## WHAT YOU HAVE TO DO
Pictures in the data below are not part of the copy; transcribe everything else exactly.

#####

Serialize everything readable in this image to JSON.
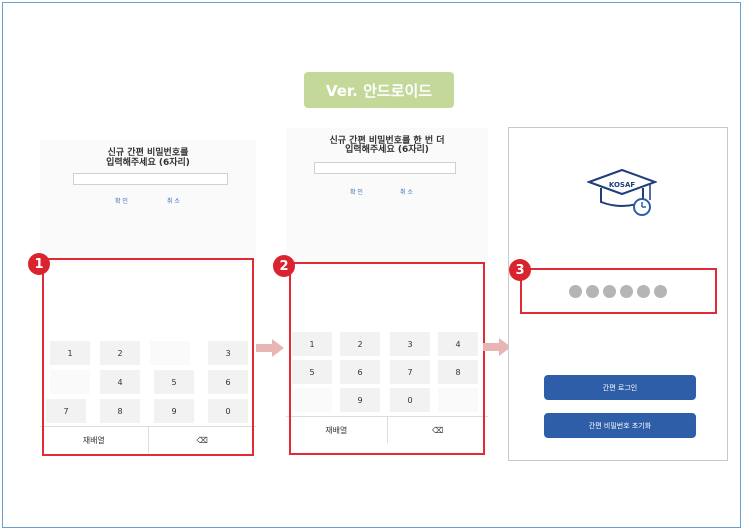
{
  "version_badge": "Ver. 안드로이드",
  "steps": [
    "1",
    "2",
    "3"
  ],
  "screen1": {
    "prompt_line1": "신규 간편 비밀번호를",
    "prompt_line2": "입력해주세요 (6자리)",
    "confirm_label": "확 인",
    "cancel_label": "취 소",
    "keys": [
      "1",
      "2",
      "3",
      "4",
      "5",
      "6",
      "7",
      "8",
      "9",
      "0"
    ],
    "rearrange_label": "재배열",
    "backspace_label": "⌫"
  },
  "screen2": {
    "prompt_line1": "신규 간편 비밀번호를 한 번 더",
    "prompt_line2": "입력해주세요 (6자리)",
    "confirm_label": "확 인",
    "cancel_label": "취 소",
    "keys": [
      "1",
      "2",
      "3",
      "4",
      "5",
      "6",
      "7",
      "8",
      "9",
      "0"
    ],
    "rearrange_label": "재배열",
    "backspace_label": "⌫"
  },
  "screen3": {
    "logo_text": "KOSAF",
    "pin_dots": 6,
    "simple_login_label": "간편 로그인",
    "reset_label": "간편 비밀번호 초기화"
  },
  "colors": {
    "frame": "#6a9fd4",
    "badge": "#c4d89a",
    "highlight": "#e02a36",
    "button": "#2f5ea8",
    "arrow": "#e8b4b4"
  }
}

#####

## IN RESPONSE
Serialize everything readable in this image to JSON.
{
  "version_badge": "Ver. 안드로이드",
  "steps": [
    "1",
    "2",
    "3"
  ],
  "screen1": {
    "prompt_line1": "신규 간편 비밀번호를",
    "prompt_line2": "입력해주세요 (6자리)",
    "confirm_label": "확 인",
    "cancel_label": "취 소",
    "keys": [
      "1",
      "2",
      "3",
      "4",
      "5",
      "6",
      "7",
      "8",
      "9",
      "0"
    ],
    "rearrange_label": "재배열",
    "backspace_label": "⌫"
  },
  "screen2": {
    "prompt_line1": "신규 간편 비밀번호를 한 번 더",
    "prompt_line2": "입력해주세요 (6자리)",
    "confirm_label": "확 인",
    "cancel_label": "취 소",
    "keys": [
      "1",
      "2",
      "3",
      "4",
      "5",
      "6",
      "7",
      "8",
      "9",
      "0"
    ],
    "rearrange_label": "재배열",
    "backspace_label": "⌫"
  },
  "screen3": {
    "logo_text": "KOSAF",
    "pin_dots": 6,
    "simple_login_label": "간편 로그인",
    "reset_label": "간편 비밀번호 초기화"
  },
  "colors": {
    "frame": "#6a9fd4",
    "badge": "#c4d89a",
    "highlight": "#e02a36",
    "button": "#2f5ea8",
    "arrow": "#e8b4b4"
  }
}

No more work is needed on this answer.